Your assignment:
In the listing below, locate the lines that hold "Department" and copy them.

Supplied material:
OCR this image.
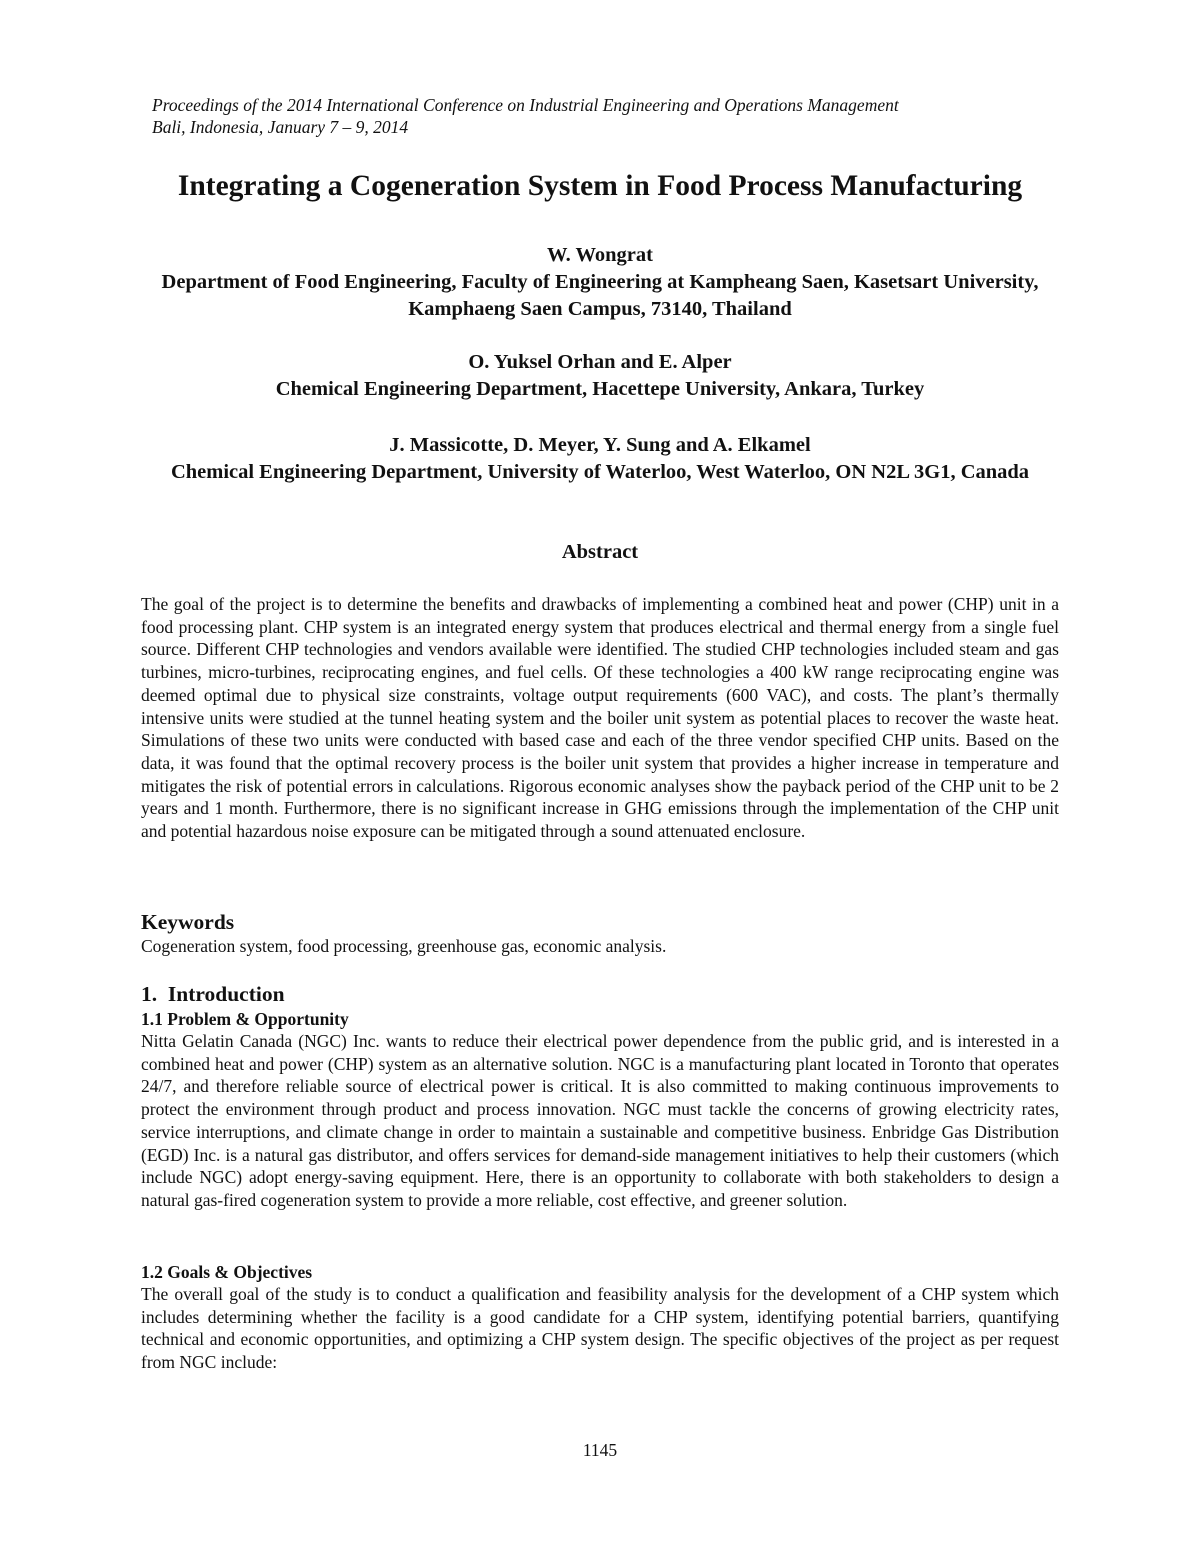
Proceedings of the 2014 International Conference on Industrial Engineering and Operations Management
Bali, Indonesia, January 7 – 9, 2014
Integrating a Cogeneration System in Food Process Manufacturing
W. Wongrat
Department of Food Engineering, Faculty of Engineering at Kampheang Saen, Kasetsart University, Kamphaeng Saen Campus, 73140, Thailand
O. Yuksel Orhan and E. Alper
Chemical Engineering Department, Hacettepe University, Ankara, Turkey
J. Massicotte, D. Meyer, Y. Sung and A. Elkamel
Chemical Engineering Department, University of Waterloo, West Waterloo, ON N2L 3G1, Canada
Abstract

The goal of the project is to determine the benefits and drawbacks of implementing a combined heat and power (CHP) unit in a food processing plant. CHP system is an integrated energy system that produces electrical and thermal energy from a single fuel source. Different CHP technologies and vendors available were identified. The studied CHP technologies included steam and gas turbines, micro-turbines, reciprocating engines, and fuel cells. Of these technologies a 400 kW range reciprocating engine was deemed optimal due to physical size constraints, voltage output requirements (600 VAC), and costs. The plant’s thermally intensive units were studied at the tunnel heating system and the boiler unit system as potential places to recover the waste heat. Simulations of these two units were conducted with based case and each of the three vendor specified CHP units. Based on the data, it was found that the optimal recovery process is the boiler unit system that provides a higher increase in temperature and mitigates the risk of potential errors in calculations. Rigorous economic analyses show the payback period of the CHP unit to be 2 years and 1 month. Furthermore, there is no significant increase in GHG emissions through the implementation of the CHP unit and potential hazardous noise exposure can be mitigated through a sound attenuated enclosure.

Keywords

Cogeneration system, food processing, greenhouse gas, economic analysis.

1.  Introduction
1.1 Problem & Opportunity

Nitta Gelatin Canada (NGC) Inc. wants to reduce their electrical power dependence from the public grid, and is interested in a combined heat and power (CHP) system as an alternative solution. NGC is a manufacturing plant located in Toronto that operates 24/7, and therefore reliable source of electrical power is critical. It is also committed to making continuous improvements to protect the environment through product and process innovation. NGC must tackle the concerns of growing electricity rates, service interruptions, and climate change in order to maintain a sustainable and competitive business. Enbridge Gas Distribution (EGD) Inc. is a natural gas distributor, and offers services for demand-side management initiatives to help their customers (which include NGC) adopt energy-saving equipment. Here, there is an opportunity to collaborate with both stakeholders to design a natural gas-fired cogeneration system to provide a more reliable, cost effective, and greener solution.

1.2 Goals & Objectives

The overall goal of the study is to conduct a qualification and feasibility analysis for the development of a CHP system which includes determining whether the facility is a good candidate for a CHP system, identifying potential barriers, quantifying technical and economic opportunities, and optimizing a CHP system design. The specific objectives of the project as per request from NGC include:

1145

Final answer:
Department of Food Engineering, Faculty of Engineering at Kampheang Saen, Kasetsart University, Kamphaeng Saen Campus, 73140, Thailand
Chemical Engineering Department, Hacettepe University, Ankara, Turkey
Chemical Engineering Department, University of Waterloo, West Waterloo, ON N2L 3G1, Canada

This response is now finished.